Chart and figure data
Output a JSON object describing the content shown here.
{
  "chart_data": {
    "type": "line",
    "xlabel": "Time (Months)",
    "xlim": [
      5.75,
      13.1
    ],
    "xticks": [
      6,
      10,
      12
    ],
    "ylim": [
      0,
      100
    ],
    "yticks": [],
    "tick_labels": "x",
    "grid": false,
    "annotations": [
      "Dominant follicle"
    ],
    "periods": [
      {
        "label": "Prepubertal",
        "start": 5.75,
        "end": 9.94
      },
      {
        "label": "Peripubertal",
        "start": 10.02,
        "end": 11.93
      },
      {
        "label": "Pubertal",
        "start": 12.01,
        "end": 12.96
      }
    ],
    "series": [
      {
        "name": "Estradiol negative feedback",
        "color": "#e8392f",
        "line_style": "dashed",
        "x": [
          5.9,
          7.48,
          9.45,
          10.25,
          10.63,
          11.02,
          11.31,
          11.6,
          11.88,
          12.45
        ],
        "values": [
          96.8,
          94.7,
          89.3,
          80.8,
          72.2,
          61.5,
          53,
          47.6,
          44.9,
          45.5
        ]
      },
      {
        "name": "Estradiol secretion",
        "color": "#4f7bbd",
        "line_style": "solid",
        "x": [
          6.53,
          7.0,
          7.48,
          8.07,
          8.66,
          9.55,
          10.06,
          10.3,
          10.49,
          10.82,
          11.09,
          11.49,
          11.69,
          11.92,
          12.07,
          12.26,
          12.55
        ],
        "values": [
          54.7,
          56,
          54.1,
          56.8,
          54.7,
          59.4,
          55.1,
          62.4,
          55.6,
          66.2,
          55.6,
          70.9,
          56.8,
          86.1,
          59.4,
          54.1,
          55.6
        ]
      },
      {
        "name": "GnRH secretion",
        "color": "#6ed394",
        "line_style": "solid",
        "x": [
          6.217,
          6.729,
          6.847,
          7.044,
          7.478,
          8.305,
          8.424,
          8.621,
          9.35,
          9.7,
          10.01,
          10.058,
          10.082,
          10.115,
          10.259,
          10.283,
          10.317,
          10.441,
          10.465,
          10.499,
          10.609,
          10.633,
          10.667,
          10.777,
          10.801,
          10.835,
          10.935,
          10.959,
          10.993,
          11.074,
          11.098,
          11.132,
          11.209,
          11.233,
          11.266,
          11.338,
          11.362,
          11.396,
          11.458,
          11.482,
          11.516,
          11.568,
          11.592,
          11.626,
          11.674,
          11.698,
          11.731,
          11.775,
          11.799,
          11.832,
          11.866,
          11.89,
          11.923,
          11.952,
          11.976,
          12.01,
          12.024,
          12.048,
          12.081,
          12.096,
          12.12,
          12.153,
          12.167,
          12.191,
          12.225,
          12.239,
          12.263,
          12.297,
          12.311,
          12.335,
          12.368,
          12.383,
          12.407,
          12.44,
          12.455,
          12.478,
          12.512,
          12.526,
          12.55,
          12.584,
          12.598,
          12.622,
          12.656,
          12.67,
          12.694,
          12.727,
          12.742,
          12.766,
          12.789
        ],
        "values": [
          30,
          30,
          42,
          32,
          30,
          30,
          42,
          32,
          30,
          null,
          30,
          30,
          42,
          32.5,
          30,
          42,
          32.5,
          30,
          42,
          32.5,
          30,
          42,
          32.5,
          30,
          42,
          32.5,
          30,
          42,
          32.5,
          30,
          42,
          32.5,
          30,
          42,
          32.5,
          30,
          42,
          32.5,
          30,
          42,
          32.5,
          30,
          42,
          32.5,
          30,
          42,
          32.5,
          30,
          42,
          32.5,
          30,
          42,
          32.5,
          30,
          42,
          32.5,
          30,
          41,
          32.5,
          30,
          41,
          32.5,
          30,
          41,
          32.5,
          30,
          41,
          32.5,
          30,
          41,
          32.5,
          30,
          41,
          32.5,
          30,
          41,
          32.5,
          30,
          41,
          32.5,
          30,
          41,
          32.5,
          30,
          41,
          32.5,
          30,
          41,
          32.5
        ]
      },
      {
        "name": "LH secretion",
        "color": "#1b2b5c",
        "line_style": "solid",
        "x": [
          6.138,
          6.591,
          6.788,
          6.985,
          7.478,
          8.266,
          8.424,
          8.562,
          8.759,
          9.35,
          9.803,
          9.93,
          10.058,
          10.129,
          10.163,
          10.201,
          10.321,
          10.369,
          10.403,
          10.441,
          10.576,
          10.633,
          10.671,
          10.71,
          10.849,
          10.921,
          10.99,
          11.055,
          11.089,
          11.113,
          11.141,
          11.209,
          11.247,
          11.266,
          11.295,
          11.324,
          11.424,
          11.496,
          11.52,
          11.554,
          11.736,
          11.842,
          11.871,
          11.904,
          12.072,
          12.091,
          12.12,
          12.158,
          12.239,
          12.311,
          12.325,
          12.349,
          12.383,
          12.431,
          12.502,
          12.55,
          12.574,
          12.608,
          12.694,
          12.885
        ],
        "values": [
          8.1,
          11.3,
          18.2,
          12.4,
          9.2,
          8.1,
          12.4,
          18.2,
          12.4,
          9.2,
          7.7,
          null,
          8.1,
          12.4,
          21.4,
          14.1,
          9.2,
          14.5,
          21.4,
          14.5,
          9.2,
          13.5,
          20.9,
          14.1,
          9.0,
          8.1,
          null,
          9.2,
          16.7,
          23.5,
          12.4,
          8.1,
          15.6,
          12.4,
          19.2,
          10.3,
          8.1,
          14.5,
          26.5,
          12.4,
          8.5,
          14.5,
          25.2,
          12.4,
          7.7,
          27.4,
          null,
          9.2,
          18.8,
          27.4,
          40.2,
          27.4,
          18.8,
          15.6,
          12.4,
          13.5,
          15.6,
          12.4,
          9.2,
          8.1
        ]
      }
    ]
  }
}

→ Task brief
Repeat the data verbatim.

→ Solution to the exercise
Output a JSON object describing the content shown here.
{
  "chart_data": {
    "type": "line",
    "xlabel": "Time (Months)",
    "xlim": [
      5.75,
      13.1
    ],
    "xticks": [
      6,
      10,
      12
    ],
    "ylim": [
      0,
      100
    ],
    "yticks": [],
    "tick_labels": "x",
    "grid": false,
    "annotations": [
      "Dominant follicle"
    ],
    "periods": [
      {
        "label": "Prepubertal",
        "start": 5.75,
        "end": 9.94
      },
      {
        "label": "Peripubertal",
        "start": 10.02,
        "end": 11.93
      },
      {
        "label": "Pubertal",
        "start": 12.01,
        "end": 12.96
      }
    ],
    "series": [
      {
        "name": "Estradiol negative feedback",
        "color": "#e8392f",
        "line_style": "dashed",
        "x": [
          5.9,
          7.48,
          9.45,
          10.25,
          10.63,
          11.02,
          11.31,
          11.6,
          11.88,
          12.45
        ],
        "values": [
          96.8,
          94.7,
          89.3,
          80.8,
          72.2,
          61.5,
          53,
          47.6,
          44.9,
          45.5
        ]
      },
      {
        "name": "Estradiol secretion",
        "color": "#4f7bbd",
        "line_style": "solid",
        "x": [
          6.53,
          7.0,
          7.48,
          8.07,
          8.66,
          9.55,
          10.06,
          10.3,
          10.49,
          10.82,
          11.09,
          11.49,
          11.69,
          11.92,
          12.07,
          12.26,
          12.55
        ],
        "values": [
          54.7,
          56,
          54.1,
          56.8,
          54.7,
          59.4,
          55.1,
          62.4,
          55.6,
          66.2,
          55.6,
          70.9,
          56.8,
          86.1,
          59.4,
          54.1,
          55.6
        ]
      },
      {
        "name": "GnRH secretion",
        "color": "#6ed394",
        "line_style": "solid",
        "x": [
          6.217,
          6.729,
          6.847,
          7.044,
          7.478,
          8.305,
          8.424,
          8.621,
          9.35,
          9.7,
          10.01,
          10.058,
          10.082,
          10.115,
          10.259,
          10.283,
          10.317,
          10.441,
          10.465,
          10.499,
          10.609,
          10.633,
          10.667,
          10.777,
          10.801,
          10.835,
          10.935,
          10.959,
          10.993,
          11.074,
          11.098,
          11.132,
          11.209,
          11.233,
          11.266,
          11.338,
          11.362,
          11.396,
          11.458,
          11.482,
          11.516,
          11.568,
          11.592,
          11.626,
          11.674,
          11.698,
          11.731,
          11.775,
          11.799,
          11.832,
          11.866,
          11.89,
          11.923,
          11.952,
          11.976,
          12.01,
          12.024,
          12.048,
          12.081,
          12.096,
          12.12,
          12.153,
          12.167,
          12.191,
          12.225,
          12.239,
          12.263,
          12.297,
          12.311,
          12.335,
          12.368,
          12.383,
          12.407,
          12.44,
          12.455,
          12.478,
          12.512,
          12.526,
          12.55,
          12.584,
          12.598,
          12.622,
          12.656,
          12.67,
          12.694,
          12.727,
          12.742,
          12.766,
          12.789
        ],
        "values": [
          30,
          30,
          42,
          32,
          30,
          30,
          42,
          32,
          30,
          null,
          30,
          30,
          42,
          32.5,
          30,
          42,
          32.5,
          30,
          42,
          32.5,
          30,
          42,
          32.5,
          30,
          42,
          32.5,
          30,
          42,
          32.5,
          30,
          42,
          32.5,
          30,
          42,
          32.5,
          30,
          42,
          32.5,
          30,
          42,
          32.5,
          30,
          42,
          32.5,
          30,
          42,
          32.5,
          30,
          42,
          32.5,
          30,
          42,
          32.5,
          30,
          42,
          32.5,
          30,
          41,
          32.5,
          30,
          41,
          32.5,
          30,
          41,
          32.5,
          30,
          41,
          32.5,
          30,
          41,
          32.5,
          30,
          41,
          32.5,
          30,
          41,
          32.5,
          30,
          41,
          32.5,
          30,
          41,
          32.5,
          30,
          41,
          32.5,
          30,
          41,
          32.5
        ]
      },
      {
        "name": "LH secretion",
        "color": "#1b2b5c",
        "line_style": "solid",
        "x": [
          6.138,
          6.591,
          6.788,
          6.985,
          7.478,
          8.266,
          8.424,
          8.562,
          8.759,
          9.35,
          9.803,
          9.93,
          10.058,
          10.129,
          10.163,
          10.201,
          10.321,
          10.369,
          10.403,
          10.441,
          10.576,
          10.633,
          10.671,
          10.71,
          10.849,
          10.921,
          10.99,
          11.055,
          11.089,
          11.113,
          11.141,
          11.209,
          11.247,
          11.266,
          11.295,
          11.324,
          11.424,
          11.496,
          11.52,
          11.554,
          11.736,
          11.842,
          11.871,
          11.904,
          12.072,
          12.091,
          12.12,
          12.158,
          12.239,
          12.311,
          12.325,
          12.349,
          12.383,
          12.431,
          12.502,
          12.55,
          12.574,
          12.608,
          12.694,
          12.885
        ],
        "values": [
          8.1,
          11.3,
          18.2,
          12.4,
          9.2,
          8.1,
          12.4,
          18.2,
          12.4,
          9.2,
          7.7,
          null,
          8.1,
          12.4,
          21.4,
          14.1,
          9.2,
          14.5,
          21.4,
          14.5,
          9.2,
          13.5,
          20.9,
          14.1,
          9.0,
          8.1,
          null,
          9.2,
          16.7,
          23.5,
          12.4,
          8.1,
          15.6,
          12.4,
          19.2,
          10.3,
          8.1,
          14.5,
          26.5,
          12.4,
          8.5,
          14.5,
          25.2,
          12.4,
          7.7,
          27.4,
          null,
          9.2,
          18.8,
          27.4,
          40.2,
          27.4,
          18.8,
          15.6,
          12.4,
          13.5,
          15.6,
          12.4,
          9.2,
          8.1
        ]
      }
    ]
  }
}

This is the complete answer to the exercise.